Stored dataset items
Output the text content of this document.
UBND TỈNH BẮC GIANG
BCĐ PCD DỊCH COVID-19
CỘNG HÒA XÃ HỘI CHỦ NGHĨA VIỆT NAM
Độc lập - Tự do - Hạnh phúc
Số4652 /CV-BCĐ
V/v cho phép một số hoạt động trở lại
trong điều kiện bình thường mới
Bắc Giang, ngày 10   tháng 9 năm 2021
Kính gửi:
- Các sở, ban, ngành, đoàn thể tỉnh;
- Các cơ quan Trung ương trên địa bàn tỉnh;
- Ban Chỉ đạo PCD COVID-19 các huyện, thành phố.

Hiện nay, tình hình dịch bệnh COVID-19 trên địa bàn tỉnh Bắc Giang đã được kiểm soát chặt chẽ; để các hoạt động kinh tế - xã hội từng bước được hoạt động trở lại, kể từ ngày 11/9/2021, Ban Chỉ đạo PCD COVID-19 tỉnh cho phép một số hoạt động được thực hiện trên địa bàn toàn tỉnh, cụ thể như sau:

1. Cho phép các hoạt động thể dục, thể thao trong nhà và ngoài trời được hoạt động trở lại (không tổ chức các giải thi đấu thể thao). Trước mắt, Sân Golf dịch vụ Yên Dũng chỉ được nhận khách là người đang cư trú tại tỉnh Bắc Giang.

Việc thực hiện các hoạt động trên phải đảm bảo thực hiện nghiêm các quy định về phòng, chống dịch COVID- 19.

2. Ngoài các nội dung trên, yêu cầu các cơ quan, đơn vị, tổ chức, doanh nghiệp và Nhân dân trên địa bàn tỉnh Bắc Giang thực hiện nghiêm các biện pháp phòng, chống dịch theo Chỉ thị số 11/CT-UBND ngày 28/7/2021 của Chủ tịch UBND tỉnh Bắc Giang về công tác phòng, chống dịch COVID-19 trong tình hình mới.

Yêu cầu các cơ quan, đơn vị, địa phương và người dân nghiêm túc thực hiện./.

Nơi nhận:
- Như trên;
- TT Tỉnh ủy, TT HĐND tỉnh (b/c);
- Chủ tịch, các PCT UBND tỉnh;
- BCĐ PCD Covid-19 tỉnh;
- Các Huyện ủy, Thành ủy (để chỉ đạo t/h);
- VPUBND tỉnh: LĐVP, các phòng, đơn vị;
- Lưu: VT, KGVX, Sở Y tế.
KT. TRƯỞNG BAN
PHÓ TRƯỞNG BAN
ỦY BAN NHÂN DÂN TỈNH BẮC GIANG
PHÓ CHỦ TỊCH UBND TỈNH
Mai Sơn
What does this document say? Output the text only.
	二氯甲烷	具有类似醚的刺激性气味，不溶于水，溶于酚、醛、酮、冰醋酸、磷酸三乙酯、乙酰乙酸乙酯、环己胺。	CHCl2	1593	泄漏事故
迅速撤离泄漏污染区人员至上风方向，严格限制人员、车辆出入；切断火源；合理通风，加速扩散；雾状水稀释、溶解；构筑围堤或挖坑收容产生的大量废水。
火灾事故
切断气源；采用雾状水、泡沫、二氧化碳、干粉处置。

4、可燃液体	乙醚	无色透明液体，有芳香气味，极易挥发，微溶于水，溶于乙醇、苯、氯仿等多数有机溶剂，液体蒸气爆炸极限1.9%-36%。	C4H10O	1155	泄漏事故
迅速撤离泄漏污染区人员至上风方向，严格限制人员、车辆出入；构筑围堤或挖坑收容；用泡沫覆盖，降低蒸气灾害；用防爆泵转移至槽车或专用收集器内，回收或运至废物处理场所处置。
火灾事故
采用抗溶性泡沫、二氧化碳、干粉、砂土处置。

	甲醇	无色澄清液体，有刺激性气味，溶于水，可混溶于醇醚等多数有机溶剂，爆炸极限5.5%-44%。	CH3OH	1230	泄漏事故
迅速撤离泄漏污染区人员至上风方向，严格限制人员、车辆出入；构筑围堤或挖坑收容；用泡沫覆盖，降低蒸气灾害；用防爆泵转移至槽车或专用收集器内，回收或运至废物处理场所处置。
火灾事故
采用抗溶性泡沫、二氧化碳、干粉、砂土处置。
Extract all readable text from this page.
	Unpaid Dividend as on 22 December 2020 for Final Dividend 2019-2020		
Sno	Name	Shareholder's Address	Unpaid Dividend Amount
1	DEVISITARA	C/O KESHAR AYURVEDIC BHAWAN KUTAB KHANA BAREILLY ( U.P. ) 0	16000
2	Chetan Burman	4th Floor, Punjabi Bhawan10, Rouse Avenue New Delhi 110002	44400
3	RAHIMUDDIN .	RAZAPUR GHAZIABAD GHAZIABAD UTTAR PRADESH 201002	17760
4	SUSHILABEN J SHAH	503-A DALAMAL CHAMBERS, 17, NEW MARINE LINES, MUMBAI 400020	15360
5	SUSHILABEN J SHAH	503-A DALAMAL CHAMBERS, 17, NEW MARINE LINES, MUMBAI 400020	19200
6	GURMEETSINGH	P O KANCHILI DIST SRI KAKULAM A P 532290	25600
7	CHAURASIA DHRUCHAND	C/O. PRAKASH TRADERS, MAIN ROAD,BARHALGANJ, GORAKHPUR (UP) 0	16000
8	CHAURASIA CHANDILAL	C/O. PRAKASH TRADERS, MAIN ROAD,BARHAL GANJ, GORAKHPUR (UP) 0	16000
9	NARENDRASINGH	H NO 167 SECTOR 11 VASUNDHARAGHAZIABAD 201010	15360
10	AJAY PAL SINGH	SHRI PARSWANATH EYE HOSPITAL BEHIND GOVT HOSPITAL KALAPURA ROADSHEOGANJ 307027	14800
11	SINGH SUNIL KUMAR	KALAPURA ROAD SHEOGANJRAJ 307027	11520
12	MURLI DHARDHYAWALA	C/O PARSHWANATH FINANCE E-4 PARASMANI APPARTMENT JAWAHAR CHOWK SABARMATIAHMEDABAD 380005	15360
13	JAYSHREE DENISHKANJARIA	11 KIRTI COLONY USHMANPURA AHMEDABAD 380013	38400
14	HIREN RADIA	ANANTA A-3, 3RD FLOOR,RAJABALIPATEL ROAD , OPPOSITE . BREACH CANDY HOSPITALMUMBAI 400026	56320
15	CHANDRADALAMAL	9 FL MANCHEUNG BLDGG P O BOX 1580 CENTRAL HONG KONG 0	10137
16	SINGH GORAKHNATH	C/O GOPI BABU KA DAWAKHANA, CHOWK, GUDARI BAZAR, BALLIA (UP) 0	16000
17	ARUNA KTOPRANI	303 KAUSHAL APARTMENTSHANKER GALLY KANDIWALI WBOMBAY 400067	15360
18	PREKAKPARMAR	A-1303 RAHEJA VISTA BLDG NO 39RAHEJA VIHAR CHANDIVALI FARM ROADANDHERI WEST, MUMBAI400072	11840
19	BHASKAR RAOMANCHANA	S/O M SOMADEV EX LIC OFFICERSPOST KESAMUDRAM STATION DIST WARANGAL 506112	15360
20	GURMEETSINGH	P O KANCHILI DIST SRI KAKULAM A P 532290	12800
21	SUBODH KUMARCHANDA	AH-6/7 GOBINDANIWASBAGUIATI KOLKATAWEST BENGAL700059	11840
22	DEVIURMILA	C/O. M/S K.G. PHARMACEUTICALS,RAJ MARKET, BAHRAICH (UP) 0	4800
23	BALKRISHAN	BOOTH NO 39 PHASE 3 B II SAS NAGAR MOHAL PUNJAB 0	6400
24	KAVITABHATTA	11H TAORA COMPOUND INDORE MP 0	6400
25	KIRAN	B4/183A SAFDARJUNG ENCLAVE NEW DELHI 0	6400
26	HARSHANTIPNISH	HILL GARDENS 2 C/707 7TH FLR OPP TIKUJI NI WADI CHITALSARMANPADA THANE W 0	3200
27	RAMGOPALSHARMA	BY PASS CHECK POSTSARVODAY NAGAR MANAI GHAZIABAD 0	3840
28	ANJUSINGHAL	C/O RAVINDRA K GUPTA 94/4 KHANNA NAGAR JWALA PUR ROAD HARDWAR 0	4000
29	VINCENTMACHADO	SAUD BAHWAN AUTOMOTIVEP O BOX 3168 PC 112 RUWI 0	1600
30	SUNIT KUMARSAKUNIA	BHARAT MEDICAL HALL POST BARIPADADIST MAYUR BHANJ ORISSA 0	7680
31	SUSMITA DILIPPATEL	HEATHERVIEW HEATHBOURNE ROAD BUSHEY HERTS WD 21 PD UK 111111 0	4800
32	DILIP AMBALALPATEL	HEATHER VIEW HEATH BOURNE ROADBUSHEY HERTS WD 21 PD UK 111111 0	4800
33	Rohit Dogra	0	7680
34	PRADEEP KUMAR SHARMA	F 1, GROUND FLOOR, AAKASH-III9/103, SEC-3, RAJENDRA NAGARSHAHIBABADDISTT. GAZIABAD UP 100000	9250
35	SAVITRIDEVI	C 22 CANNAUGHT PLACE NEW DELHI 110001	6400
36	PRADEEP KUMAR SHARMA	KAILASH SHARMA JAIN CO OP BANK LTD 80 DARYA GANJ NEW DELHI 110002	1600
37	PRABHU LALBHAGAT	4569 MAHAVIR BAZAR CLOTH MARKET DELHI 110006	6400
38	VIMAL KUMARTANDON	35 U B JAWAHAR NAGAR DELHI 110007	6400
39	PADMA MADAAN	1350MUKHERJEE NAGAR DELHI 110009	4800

PROBLEM DETAILS
Pull out every line of the records above that contains the word "CHAMBERS".

RESULT OF THE TASK
4	SUSHILABEN J SHAH	503-A DALAMAL CHAMBERS, 17, NEW MARINE LINES, MUMBAI 400020	15360
5	SUSHILABEN J SHAH	503-A DALAMAL CHAMBERS, 17, NEW MARINE LINES, MUMBAI 400020	19200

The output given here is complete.